Requirement: Set down verbatim the lines of the entries below, from the first line through the line containing "main-header: ADVENTURE RESORT", with both of those lines included.

§

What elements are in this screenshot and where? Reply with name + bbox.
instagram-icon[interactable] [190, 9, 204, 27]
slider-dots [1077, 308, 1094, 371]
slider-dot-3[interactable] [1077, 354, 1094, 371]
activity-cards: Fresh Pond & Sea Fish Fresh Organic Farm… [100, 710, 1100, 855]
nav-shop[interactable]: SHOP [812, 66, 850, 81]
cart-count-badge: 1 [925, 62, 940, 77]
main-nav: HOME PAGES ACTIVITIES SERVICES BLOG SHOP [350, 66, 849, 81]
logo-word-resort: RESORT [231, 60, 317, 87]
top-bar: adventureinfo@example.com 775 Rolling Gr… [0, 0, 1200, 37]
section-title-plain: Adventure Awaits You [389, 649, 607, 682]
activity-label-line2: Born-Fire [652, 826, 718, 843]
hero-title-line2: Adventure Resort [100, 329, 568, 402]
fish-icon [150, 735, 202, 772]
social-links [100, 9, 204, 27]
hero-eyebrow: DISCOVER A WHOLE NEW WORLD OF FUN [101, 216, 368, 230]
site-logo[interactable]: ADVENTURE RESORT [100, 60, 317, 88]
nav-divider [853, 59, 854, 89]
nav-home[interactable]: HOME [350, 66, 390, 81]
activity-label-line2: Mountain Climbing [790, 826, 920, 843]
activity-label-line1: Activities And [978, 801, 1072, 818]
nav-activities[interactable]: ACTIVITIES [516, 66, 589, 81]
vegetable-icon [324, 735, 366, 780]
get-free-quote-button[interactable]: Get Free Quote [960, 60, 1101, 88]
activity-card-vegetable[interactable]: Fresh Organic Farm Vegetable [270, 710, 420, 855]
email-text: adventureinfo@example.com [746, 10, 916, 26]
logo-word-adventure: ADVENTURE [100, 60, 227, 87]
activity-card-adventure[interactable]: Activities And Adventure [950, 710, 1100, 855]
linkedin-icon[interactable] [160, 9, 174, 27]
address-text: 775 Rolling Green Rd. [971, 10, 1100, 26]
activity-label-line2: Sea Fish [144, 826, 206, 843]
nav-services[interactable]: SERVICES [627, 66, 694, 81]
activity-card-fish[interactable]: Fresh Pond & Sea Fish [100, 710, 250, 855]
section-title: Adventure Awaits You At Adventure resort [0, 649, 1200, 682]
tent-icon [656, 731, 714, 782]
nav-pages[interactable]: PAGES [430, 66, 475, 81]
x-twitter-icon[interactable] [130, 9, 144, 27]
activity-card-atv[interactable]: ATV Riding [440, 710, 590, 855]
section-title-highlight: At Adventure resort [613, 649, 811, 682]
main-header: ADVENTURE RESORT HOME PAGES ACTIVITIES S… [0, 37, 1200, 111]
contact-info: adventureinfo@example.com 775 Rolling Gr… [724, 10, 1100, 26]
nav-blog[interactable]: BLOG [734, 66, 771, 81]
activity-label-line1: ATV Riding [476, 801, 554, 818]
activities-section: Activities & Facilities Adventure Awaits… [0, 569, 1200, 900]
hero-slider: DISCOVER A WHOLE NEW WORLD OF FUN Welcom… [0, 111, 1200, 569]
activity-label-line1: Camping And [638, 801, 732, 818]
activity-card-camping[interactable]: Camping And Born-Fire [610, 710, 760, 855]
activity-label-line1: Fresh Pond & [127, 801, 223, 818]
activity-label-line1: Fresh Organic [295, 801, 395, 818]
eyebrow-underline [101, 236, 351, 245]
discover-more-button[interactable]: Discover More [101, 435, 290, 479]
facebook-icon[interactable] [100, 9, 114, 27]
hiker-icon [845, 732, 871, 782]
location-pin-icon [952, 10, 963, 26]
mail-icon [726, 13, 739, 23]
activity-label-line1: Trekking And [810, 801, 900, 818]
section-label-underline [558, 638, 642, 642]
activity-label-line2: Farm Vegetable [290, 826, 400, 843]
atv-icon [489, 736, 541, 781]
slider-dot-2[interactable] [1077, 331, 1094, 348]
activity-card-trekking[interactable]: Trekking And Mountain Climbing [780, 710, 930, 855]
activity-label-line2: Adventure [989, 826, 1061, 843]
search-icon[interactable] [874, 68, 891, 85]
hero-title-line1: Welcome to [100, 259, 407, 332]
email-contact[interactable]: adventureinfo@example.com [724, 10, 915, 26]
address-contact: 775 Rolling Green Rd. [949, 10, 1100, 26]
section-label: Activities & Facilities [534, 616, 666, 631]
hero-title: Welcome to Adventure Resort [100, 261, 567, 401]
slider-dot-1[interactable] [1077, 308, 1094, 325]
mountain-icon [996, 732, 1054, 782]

§

Solution to this problem:
What elements are in this screenshot and where? Reply with name + bbox.
instagram-icon[interactable] [190, 9, 204, 27]
slider-dots [1077, 308, 1094, 371]
slider-dot-3[interactable] [1077, 354, 1094, 371]
activity-cards: Fresh Pond & Sea Fish Fresh Organic Farm… [100, 710, 1100, 855]
nav-shop[interactable]: SHOP [812, 66, 850, 81]
cart-count-badge: 1 [925, 62, 940, 77]
main-nav: HOME PAGES ACTIVITIES SERVICES BLOG SHOP [350, 66, 849, 81]
logo-word-resort: RESORT [231, 60, 317, 87]
top-bar: adventureinfo@example.com 775 Rolling Gr… [0, 0, 1200, 37]
section-title-plain: Adventure Awaits You [389, 649, 607, 682]
activity-label-line2: Born-Fire [652, 826, 718, 843]
hero-title-line2: Adventure Resort [100, 329, 568, 402]
fish-icon [150, 735, 202, 772]
social-links [100, 9, 204, 27]
hero-eyebrow: DISCOVER A WHOLE NEW WORLD OF FUN [101, 216, 368, 230]
site-logo[interactable]: ADVENTURE RESORT [100, 60, 317, 88]
nav-divider [853, 59, 854, 89]
nav-home[interactable]: HOME [350, 66, 390, 81]
activity-label-line2: Mountain Climbing [790, 826, 920, 843]
activity-label-line1: Activities And [978, 801, 1072, 818]
nav-activities[interactable]: ACTIVITIES [516, 66, 589, 81]
vegetable-icon [324, 735, 366, 780]
get-free-quote-button[interactable]: Get Free Quote [960, 60, 1101, 88]
activity-card-vegetable[interactable]: Fresh Organic Farm Vegetable [270, 710, 420, 855]
email-text: adventureinfo@example.com [746, 10, 916, 26]
logo-word-adventure: ADVENTURE [100, 60, 227, 87]
activity-card-adventure[interactable]: Activities And Adventure [950, 710, 1100, 855]
linkedin-icon[interactable] [160, 9, 174, 27]
address-text: 775 Rolling Green Rd. [971, 10, 1100, 26]
activity-label-line2: Sea Fish [144, 826, 206, 843]
nav-services[interactable]: SERVICES [627, 66, 694, 81]
activity-card-fish[interactable]: Fresh Pond & Sea Fish [100, 710, 250, 855]
section-title: Adventure Awaits You At Adventure resort [0, 649, 1200, 682]
tent-icon [656, 731, 714, 782]
nav-pages[interactable]: PAGES [430, 66, 475, 81]
x-twitter-icon[interactable] [130, 9, 144, 27]
activity-card-atv[interactable]: ATV Riding [440, 710, 590, 855]
section-title-highlight: At Adventure resort [613, 649, 811, 682]
main-header: ADVENTURE RESORT HOME PAGES ACTIVITIES S… [0, 37, 1200, 111]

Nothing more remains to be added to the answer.